Records from a collection:
※ ※ ※

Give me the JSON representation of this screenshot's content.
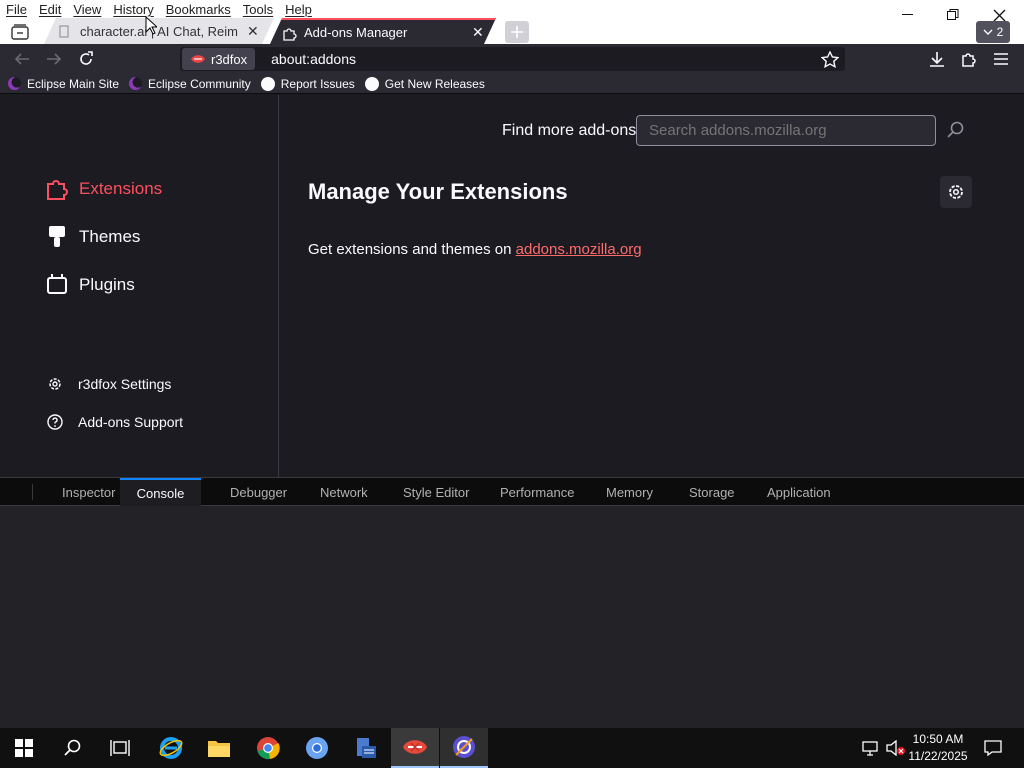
{
  "menu": [
    "File",
    "Edit",
    "View",
    "History",
    "Bookmarks",
    "Tools",
    "Help"
  ],
  "tabs": [
    {
      "label": "character.ai | AI Chat, Reimagine",
      "active": false
    },
    {
      "label": "Add-ons Manager",
      "active": true
    }
  ],
  "tab_count": "2",
  "urlbar": {
    "identity": "r3dfox",
    "url": "about:addons"
  },
  "bookmarks": [
    "Eclipse Main Site",
    "Eclipse Community",
    "Report Issues",
    "Get New Releases"
  ],
  "sidebar": {
    "categories": [
      {
        "label": "Extensions",
        "selected": true
      },
      {
        "label": "Themes",
        "selected": false
      },
      {
        "label": "Plugins",
        "selected": false
      }
    ],
    "settings_label": "r3dfox Settings",
    "support_label": "Add-ons Support"
  },
  "main": {
    "find_more": "Find more add-ons",
    "search_placeholder": "Search addons.mozilla.org",
    "heading": "Manage Your Extensions",
    "intro_text": "Get extensions and themes on ",
    "intro_link": "addons.mozilla.org"
  },
  "devtools": {
    "tabs": [
      "Inspector",
      "Console",
      "Debugger",
      "Network",
      "Style Editor",
      "Performance",
      "Memory",
      "Storage",
      "Application"
    ],
    "selected": "Console"
  },
  "taskbar": {
    "time": "10:50 AM",
    "date": "11/22/2025"
  },
  "colors": {
    "accent": "#ff4f5e",
    "link": "#ff6b6b",
    "devtools_selected": "#0a84ff"
  }
}
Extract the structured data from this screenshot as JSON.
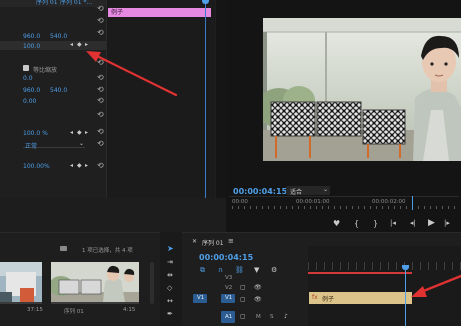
{
  "effect_controls": {
    "header_label": "序列 01",
    "header_clip": "序列 01 *...",
    "position": {
      "x": "960.0",
      "y": "540.0"
    },
    "scale": "100.0",
    "uniform_scale_label": "等比缩放",
    "rotation": "0.0",
    "anchor": {
      "x": "960.0",
      "y": "540.0"
    },
    "anti_flicker": "0.00",
    "opacity": "100.0 %",
    "blend_mode": "正常",
    "time_remap": "100.00%",
    "mini_clip_label": "例子"
  },
  "program_monitor": {
    "timecode": "00:00:04:15",
    "fit_label": "适合",
    "ruler": {
      "start": "00:00",
      "mid": "00:00:01:00",
      "end": "00:00:02:00"
    }
  },
  "project": {
    "status": "1 项已选择，共 4 项",
    "thumb1_time": "37:15",
    "thumb2_label": "序列 01",
    "thumb2_time": "4:15"
  },
  "timeline": {
    "tab_label": "序列 01",
    "timecode": "00:00:04:15",
    "tracks": {
      "v3": "V3",
      "v2": "V2",
      "v1": "V1",
      "a1": "A1",
      "src_v1": "V1",
      "src_a1": "A1",
      "m": "M",
      "s": "S"
    },
    "clip_label": "例子"
  },
  "colors": {
    "accent_blue": "#4e9fe8",
    "clip_pink": "#e58ae0",
    "clip_sand": "#dcc38a",
    "arrow_red": "#e03232"
  }
}
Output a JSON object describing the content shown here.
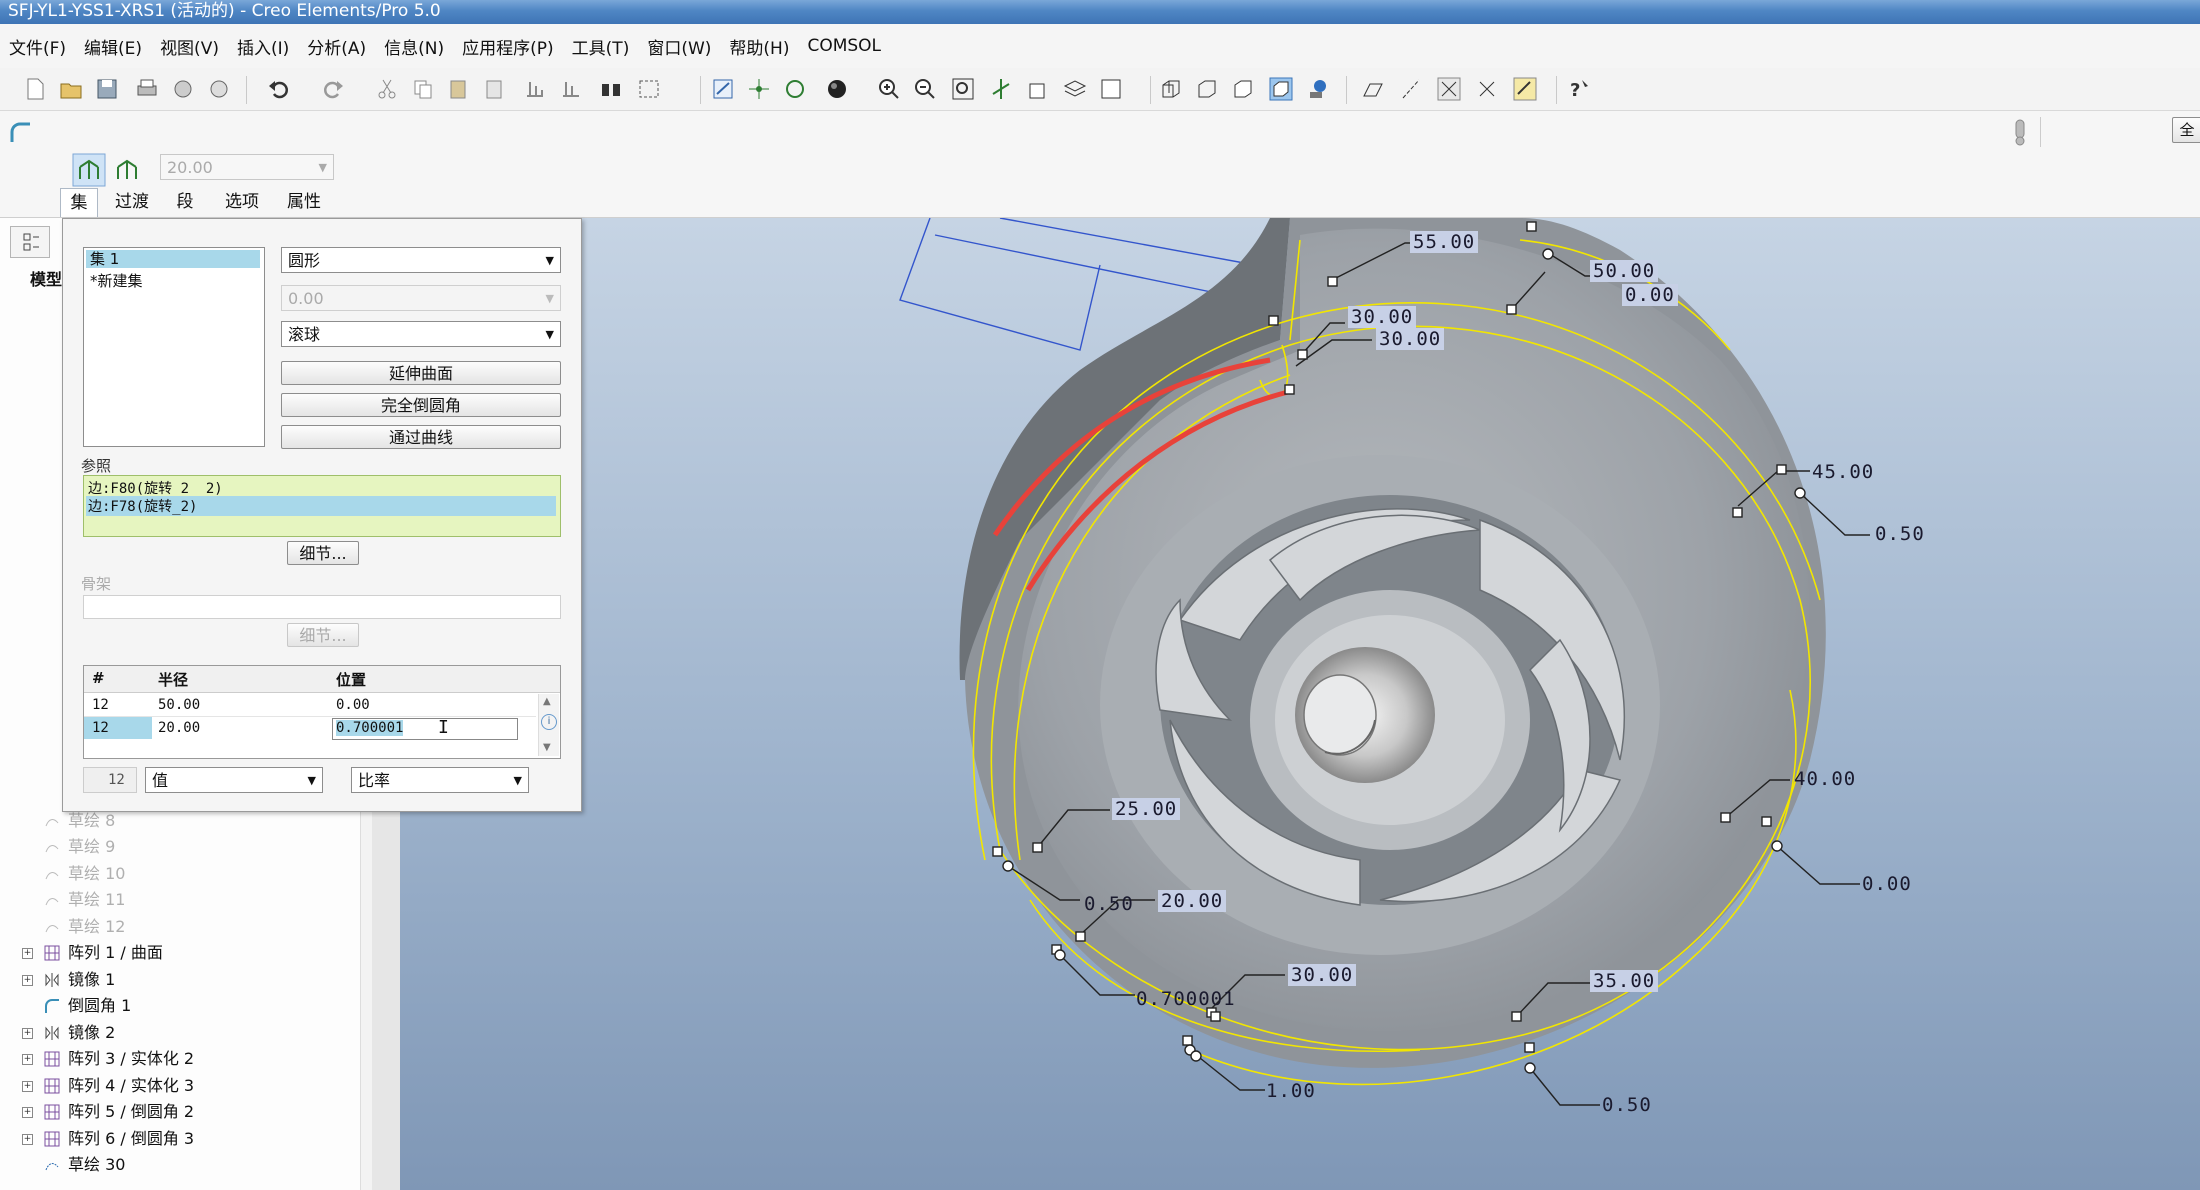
{
  "window": {
    "title": "SFJ-YL1-YSS1-XRS1 (活动的) - Creo Elements/Pro 5.0"
  },
  "menu": [
    "文件(F)",
    "编辑(E)",
    "视图(V)",
    "插入(I)",
    "分析(A)",
    "信息(N)",
    "应用程序(P)",
    "工具(T)",
    "窗口(W)",
    "帮助(H)",
    "COMSOL"
  ],
  "dashboard": {
    "radius_value": "20.00",
    "tabs": [
      "集",
      "过渡",
      "段",
      "选项",
      "属性"
    ],
    "right_button": "全"
  },
  "panel": {
    "sets": [
      "集 1",
      "*新建集"
    ],
    "shape": "圆形",
    "distance_value": "0.00",
    "method": "滚球",
    "buttons": [
      "延伸曲面",
      "完全倒圆角",
      "通过曲线"
    ],
    "references_label": "参照",
    "references": [
      "边:F80(旋转_2__2)",
      "边:F78(旋转_2)"
    ],
    "details_button": "细节...",
    "skeleton_label": "骨架",
    "skeleton_details_button": "细节...",
    "table": {
      "headers": [
        "#",
        "半径",
        "位置"
      ],
      "rows": [
        [
          "12",
          "50.00",
          "0.00"
        ],
        [
          "12",
          "20.00",
          "0.700001"
        ]
      ]
    },
    "bottom_number": "12",
    "value_mode": "值",
    "ratio_mode": "比率"
  },
  "tree": {
    "header": "模型",
    "items": [
      {
        "label": "草绘 8",
        "dim": true
      },
      {
        "label": "草绘 9",
        "dim": true
      },
      {
        "label": "草绘 10",
        "dim": true
      },
      {
        "label": "草绘 11",
        "dim": true
      },
      {
        "label": "草绘 12",
        "dim": true
      },
      {
        "label": "阵列 1 / 曲面",
        "dim": false
      },
      {
        "label": "镜像 1",
        "dim": false
      },
      {
        "label": "倒圆角 1",
        "dim": false
      },
      {
        "label": "镜像 2",
        "dim": false
      },
      {
        "label": "阵列 3 / 实体化 2",
        "dim": false
      },
      {
        "label": "阵列 4 / 实体化 3",
        "dim": false
      },
      {
        "label": "阵列 5 / 倒圆角 2",
        "dim": false
      },
      {
        "label": "阵列 6 / 倒圆角 3",
        "dim": false
      },
      {
        "label": "草绘 30",
        "dim": false
      }
    ]
  },
  "dimensions": [
    "55.00",
    "50.00",
    "0.00",
    "30.00",
    "30.00",
    "45.00",
    "0.50",
    "40.00",
    "0.00",
    "25.00",
    "0.50",
    "20.00",
    "30.00",
    "0.700001",
    "35.00",
    "1.00",
    "0.50"
  ],
  "colors": {
    "accent_selection": "#a8d8ea",
    "reference_bg": "#e6f5c0",
    "edge_highlight": "#e8423a",
    "construction_curve": "#f2e600",
    "viewport_bg": "#9fb4cd"
  }
}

※ ※ ※

Please repeat the entries exactly. Do not include the pictures.

Give me the JSON representation of this screenshot's content.
{
  "menu": [
    "File",
    "Edit",
    "View",
    "History",
    "Bookmarks",
    "Tools",
    "Help"
  ],
  "tabs": [
    {
      "label": "character.ai | AI Chat, Reimagine",
      "active": false
    },
    {
      "label": "Add-ons Manager",
      "active": true
    }
  ],
  "tab_count": "2",
  "urlbar": {
    "identity": "r3dfox",
    "url": "about:addons"
  },
  "bookmarks": [
    "Eclipse Main Site",
    "Eclipse Community",
    "Report Issues",
    "Get New Releases"
  ],
  "sidebar": {
    "categories": [
      {
        "label": "Extensions",
        "selected": true
      },
      {
        "label": "Themes",
        "selected": false
      },
      {
        "label": "Plugins",
        "selected": false
      }
    ],
    "settings_label": "r3dfox Settings",
    "support_label": "Add-ons Support"
  },
  "main": {
    "find_more": "Find more add-ons",
    "search_placeholder": "Search addons.mozilla.org",
    "heading": "Manage Your Extensions",
    "intro_text": "Get extensions and themes on ",
    "intro_link": "addons.mozilla.org"
  },
  "devtools": {
    "tabs": [
      "Inspector",
      "Console",
      "Debugger",
      "Network",
      "Style Editor",
      "Performance",
      "Memory",
      "Storage",
      "Application"
    ],
    "selected": "Console"
  },
  "taskbar": {
    "time": "10:50 AM",
    "date": "11/22/2025"
  },
  "colors": {
    "accent": "#ff4f5e",
    "link": "#ff6b6b",
    "devtools_selected": "#0a84ff"
  }
}
Extract the structured data from this screenshot as JSON.
{
  "effect_controls": {
    "header_label": "序列 01",
    "header_clip": "序列 01 *...",
    "position": {
      "x": "960.0",
      "y": "540.0"
    },
    "scale": "100.0",
    "uniform_scale_label": "等比缩放",
    "rotation": "0.0",
    "anchor": {
      "x": "960.0",
      "y": "540.0"
    },
    "anti_flicker": "0.00",
    "opacity": "100.0 %",
    "blend_mode": "正常",
    "time_remap": "100.00%",
    "mini_clip_label": "例子"
  },
  "program_monitor": {
    "timecode": "00:00:04:15",
    "fit_label": "适合",
    "ruler": {
      "start": "00:00",
      "mid": "00:00:01:00",
      "end": "00:00:02:00"
    }
  },
  "project": {
    "status": "1 项已选择，共 4 项",
    "thumb1_time": "37:15",
    "thumb2_label": "序列 01",
    "thumb2_time": "4:15"
  },
  "timeline": {
    "tab_label": "序列 01",
    "timecode": "00:00:04:15",
    "tracks": {
      "v3": "V3",
      "v2": "V2",
      "v1": "V1",
      "a1": "A1",
      "src_v1": "V1",
      "src_a1": "A1",
      "m": "M",
      "s": "S"
    },
    "clip_label": "例子"
  },
  "colors": {
    "accent_blue": "#4e9fe8",
    "clip_pink": "#e58ae0",
    "clip_sand": "#dcc38a",
    "arrow_red": "#e03232"
  }
}
Output a JSON object describing the content shown here.
{
  "window": {
    "title": "SFJ-YL1-YSS1-XRS1 (活动的) - Creo Elements/Pro 5.0"
  },
  "menu": [
    "文件(F)",
    "编辑(E)",
    "视图(V)",
    "插入(I)",
    "分析(A)",
    "信息(N)",
    "应用程序(P)",
    "工具(T)",
    "窗口(W)",
    "帮助(H)",
    "COMSOL"
  ],
  "dashboard": {
    "radius_value": "20.00",
    "tabs": [
      "集",
      "过渡",
      "段",
      "选项",
      "属性"
    ],
    "right_button": "全"
  },
  "panel": {
    "sets": [
      "集 1",
      "*新建集"
    ],
    "shape": "圆形",
    "distance_value": "0.00",
    "method": "滚球",
    "buttons": [
      "延伸曲面",
      "完全倒圆角",
      "通过曲线"
    ],
    "references_label": "参照",
    "references": [
      "边:F80(旋转_2__2)",
      "边:F78(旋转_2)"
    ],
    "details_button": "细节...",
    "skeleton_label": "骨架",
    "skeleton_details_button": "细节...",
    "table": {
      "headers": [
        "#",
        "半径",
        "位置"
      ],
      "rows": [
        [
          "12",
          "50.00",
          "0.00"
        ],
        [
          "12",
          "20.00",
          "0.700001"
        ]
      ]
    },
    "bottom_number": "12",
    "value_mode": "值",
    "ratio_mode": "比率"
  },
  "tree": {
    "header": "模型",
    "items": [
      {
        "label": "草绘 8",
        "dim": true
      },
      {
        "label": "草绘 9",
        "dim": true
      },
      {
        "label": "草绘 10",
        "dim": true
      },
      {
        "label": "草绘 11",
        "dim": true
      },
      {
        "label": "草绘 12",
        "dim": true
      },
      {
        "label": "阵列 1 / 曲面",
        "dim": false
      },
      {
        "label": "镜像 1",
        "dim": false
      },
      {
        "label": "倒圆角 1",
        "dim": false
      },
      {
        "label": "镜像 2",
        "dim": false
      },
      {
        "label": "阵列 3 / 实体化 2",
        "dim": false
      },
      {
        "label": "阵列 4 / 实体化 3",
        "dim": false
      },
      {
        "label": "阵列 5 / 倒圆角 2",
        "dim": false
      },
      {
        "label": "阵列 6 / 倒圆角 3",
        "dim": false
      },
      {
        "label": "草绘 30",
        "dim": false
      }
    ]
  },
  "dimensions": [
    "55.00",
    "50.00",
    "0.00",
    "30.00",
    "30.00",
    "45.00",
    "0.50",
    "40.00",
    "0.00",
    "25.00",
    "0.50",
    "20.00",
    "30.00",
    "0.700001",
    "35.00",
    "1.00",
    "0.50"
  ],
  "colors": {
    "accent_selection": "#a8d8ea",
    "reference_bg": "#e6f5c0",
    "edge_highlight": "#e8423a",
    "construction_curve": "#f2e600",
    "viewport_bg": "#9fb4cd"
  }
}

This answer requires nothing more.